PROBLEM DETAILS: Transcribe the passage of the patent text between "2. The control" and "actuator piston rod.", inclusive.

DOCUMENT TEXT:
The control valve for an hydraulic actuator is provided with a particular operating state for venting the hydraulic system, which state is attainable positively whenever the hydraulic pressure is inadequate, e.g., in the case of venting or presence of air bubbles; a pressure-monitoring element permits positively the slide element of the control valve to be placed into the venting disposition, in that a particular stop on the slide rod cooperates with a plunger extending from the monitoring cylinder and being subject to the differential force between a spring and system pressure.

Patent
   4509407
Priority
Jun 15 1982
Filed
Jun 06 1983
Issued
Apr 09 1985
Expiry
Jun 06 2003
Assg.orig
Entity
Large
1
4
all paid
1. A system including a valve and a hydraulic actuator, the valve including a valve slide element adjustable to assume different operating positions to, thereby, establish different hydraulic operating states for the actuator, the actuator having a chamber with a piston movable therein, there being a first and a second conduit for connecting the valve to the chamber, respectively, on opposite sides of the piston, the improvement comprising:
the valve slide element having in addition a venting position for the actuator for opening conduction into the first conduit, but not into the second conduit;
a slide rod connected to the valve slide and being provided with a step;
a spring-loaded second piston and a second chamber, the chamber being inserted in one of said conduits between the control valve and the actuator such that pressure in the conduit tends to urge the second piston against the spring force; and
a plunger connected to the second piston and having a disposition to stop the slide rod by abutment against said step in the venting position equivalent to and providing for a venting operation as between the control valve and the actuator if substantial air bubbles are contained in the system, so that system pressure is insufficient to retract the second piston and its plunger, full operating pressure in said one conduit being effective to retract said second piston with the plunger for unrestraint positioning of the slide element through its rod in any of the operating positions.
2. The control valve and system as in claim 1, wherein said conduit, in which said chamber is inserted, runs from the control valve to that side of the hydraulic actuator chamber which is not traversed by an actuator piston rod.

The present invention relates to the valve control of a hydraulic actuator, wherein multiple, adjustable control positions are provided for the selective control of passage and blocking of the flow of hydraulic fluid through supply and return ducts.

The utilization of more or less complex control valves controlling a hydraulic actuator entails that, from time to time, certain maintenance work has to be performed. Such valves are, for example, used in the aircraft industry, and maintenance here is, of course, required for reasons of safety and has to be performed regularly and periodically in order to ensure that the aircraft is consistently operational in all of its functions. It is obvious that components requiring such maintenance and here particularly control valves in the hydraulic system should be constructed to permit such maintenance with ease. Moreover, it has to be observed that the valves are part of a, more or less, complex hydraulic system; after the maintenance work on the valves has been completed, the hydraulic system has to be vented and recharged with hydraulic fluid, but any accidental inclusion, for example, of air bubbles in the hydraulic fluid has to be avoided positively as that may have fatal effects.

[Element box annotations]
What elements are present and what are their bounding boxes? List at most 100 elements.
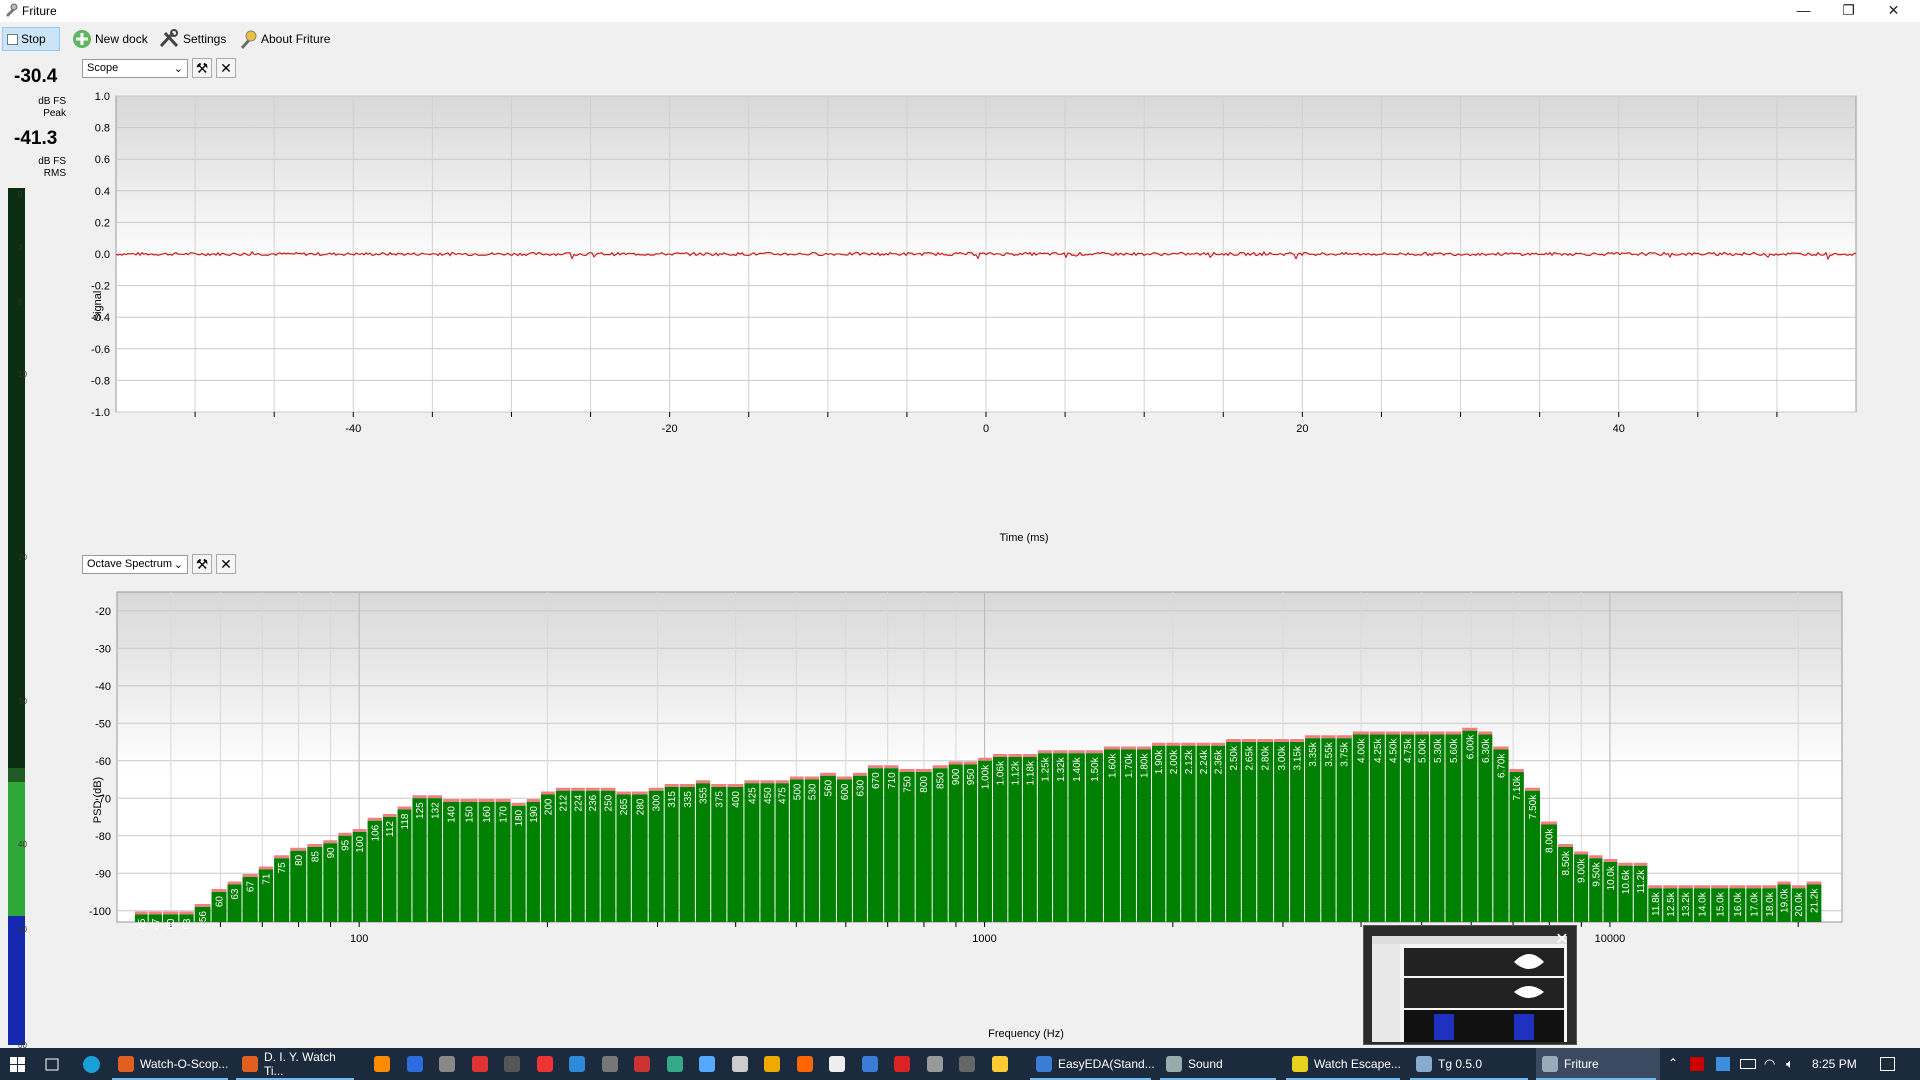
scope-y-axis-label: Signal [92,291,104,322]
pinned-app-icon[interactable] [536,1056,553,1072]
spectrum-peak-mark [992,754,1008,757]
battery-icon[interactable] [1740,1059,1756,1069]
pinned-app-icon[interactable] [991,1056,1008,1072]
taskbar-item[interactable]: D. I. Y. Watch Ti... [236,1048,358,1080]
spectrum-widget-select[interactable]: Octave Spectrum ⌄ [82,554,188,574]
pinned-app-icon[interactable] [601,1056,618,1072]
spectrum-peak-mark [1524,787,1541,791]
spectrum-peak-mark [1274,739,1290,742]
taskbar-item[interactable]: Sound [1160,1048,1280,1080]
dropbox-icon[interactable] [1716,1057,1730,1071]
close-icon: ✕ [220,555,232,572]
spectrum-peak-mark [600,787,616,791]
spectrum-bar-label: 50 [166,918,177,930]
preview-close-button[interactable]: ✕ [1550,928,1574,952]
spectrum-bar-label: 190 [529,806,540,823]
pinned-app-icon[interactable] [796,1056,813,1072]
spectrum-peak-mark [258,866,274,870]
tray-chevron-icon[interactable]: ⌃ [1668,1056,1678,1070]
scope-y-tick-label: 1.0 [95,91,110,103]
notifications-icon[interactable] [1880,1057,1895,1071]
pinned-app-icon[interactable] [406,1056,423,1072]
spectrum-bar-label: 5.60k [1449,738,1460,763]
volume-icon[interactable]: 🔈︎ [1786,1056,1794,1072]
taskbar-item[interactable]: Watch-O-Scop... [112,1048,232,1080]
spectrum-peak-mark [1791,885,1806,889]
pinned-app-icon[interactable] [699,1056,715,1072]
spectrum-peak-mark [1136,746,1152,750]
pinned-app-icon[interactable] [926,1056,943,1072]
spectrum-bar-label: 3.55k [1324,741,1335,766]
spectrum-peak-mark [460,799,478,802]
settings-button[interactable]: Settings [154,27,230,51]
spectrum-bar-label: 950 [966,768,977,785]
spectrum-bar-label: 355 [699,787,710,804]
taskbar-item-label: EasyEDA(Stand... [1058,1057,1155,1071]
spectrum-peak-mark [211,889,227,892]
spectrum-peak-mark [162,911,179,915]
spectrum-settings-button[interactable]: ⚒ [192,554,212,574]
pinned-app-icon[interactable] [471,1056,488,1072]
spectrum-bar-label: 900 [951,768,962,785]
spectrum-bar-label: 1.90k [1154,749,1165,774]
spectrum-peak-mark [631,791,648,795]
pinned-app-icon[interactable] [504,1056,520,1072]
spectrum-peak-mark [179,911,194,915]
about-button[interactable]: About Friture [234,27,334,51]
spectrum-bar-label: 106 [370,824,381,841]
taskbar-item[interactable]: Tg 0.5.0 [1410,1048,1532,1080]
meter-tick-label: 20 [18,553,27,563]
minimize-button[interactable]: — [1781,0,1826,22]
preview-image [1372,936,1567,1042]
taskbar-preview-thumbnail[interactable]: ✕ [1363,925,1577,1045]
taskbar-item[interactable]: Watch Escape... [1286,1048,1404,1080]
spectrum-peak-mark [1633,862,1648,866]
spectrum-bar-label: 224 [574,794,585,811]
new-dock-button[interactable]: New dock [68,27,152,51]
wifi-icon[interactable]: ◠ [1764,1056,1775,1072]
tray-app-icon[interactable] [1690,1057,1704,1071]
pinned-app-icon[interactable] [861,1056,878,1072]
spectrum-peak-mark [1120,746,1136,750]
spectrum-y-tick-label: -40 [95,681,111,693]
clock[interactable]: 8:25 PM [1812,1057,1857,1071]
spectrum-bar-label: 2.36k [1214,749,1225,774]
pinned-app-icon[interactable] [569,1056,585,1072]
pinned-app-icon[interactable] [959,1056,975,1072]
pinned-app-icon[interactable] [374,1056,390,1072]
pinned-app-icon[interactable] [829,1056,845,1072]
spectrum-bar-label: 450 [763,787,774,804]
taskbar-item-label: Sound [1188,1057,1223,1071]
pinned-app-icon[interactable] [666,1056,683,1072]
spectrum-close-button[interactable]: ✕ [216,554,236,574]
stop-button[interactable]: Stop [2,27,60,51]
rms-unit: dB FS [38,156,66,167]
pinned-app-icon[interactable] [894,1056,910,1072]
meter-tick-label: 0 [18,190,23,199]
edge-browser-icon[interactable] [83,1056,100,1073]
pinned-app-icon[interactable] [439,1056,455,1072]
close-button[interactable]: ✕ [1871,0,1916,22]
taskbar-item[interactable]: EasyEDA(Stand... [1030,1048,1155,1080]
meter-tick-label: 50 [18,925,27,934]
spectrum-bar-label: 3.15k [1293,745,1304,770]
windows-start-icon[interactable] [10,1057,25,1072]
taskbar-item[interactable]: Friture [1536,1048,1660,1080]
spectrum-bar-label: 75 [277,862,288,874]
pinned-app-icon[interactable] [764,1056,780,1072]
scope-close-button[interactable]: ✕ [216,58,236,78]
spectrum-bar-label: 19.0k [1780,888,1791,913]
scope-widget-select[interactable]: Scope ⌄ [82,58,188,78]
spectrum-peak-mark [727,784,744,787]
spectrum-bar-label: 750 [903,776,914,793]
taskbar: Watch-O-Scop... D. I. Y. Watch Ti... EasyE… [0,1048,1920,1080]
pinned-app-icon[interactable] [634,1056,650,1072]
restore-button[interactable]: ❐ [1826,0,1871,22]
spectrum-bar-label: 2.50k [1229,745,1240,770]
pinned-app-icon[interactable] [731,1056,748,1072]
scope-y-tick-label: -0.6 [91,344,110,356]
task-view-icon[interactable] [44,1057,60,1072]
scope-settings-button[interactable]: ⚒ [192,58,212,78]
spectrum-bar-label: 400 [731,791,742,808]
spectrum-bar-label: 300 [652,794,663,811]
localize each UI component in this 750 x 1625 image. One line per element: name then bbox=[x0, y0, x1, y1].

SOLUTION TO THIS PROBLEM:
2. The control valve and system as in claim 1, wherein said conduit, in which said chamber is inserted, runs from the control valve to that side of the hydraulic actuator chamber which is not traversed by an actuator piston rod.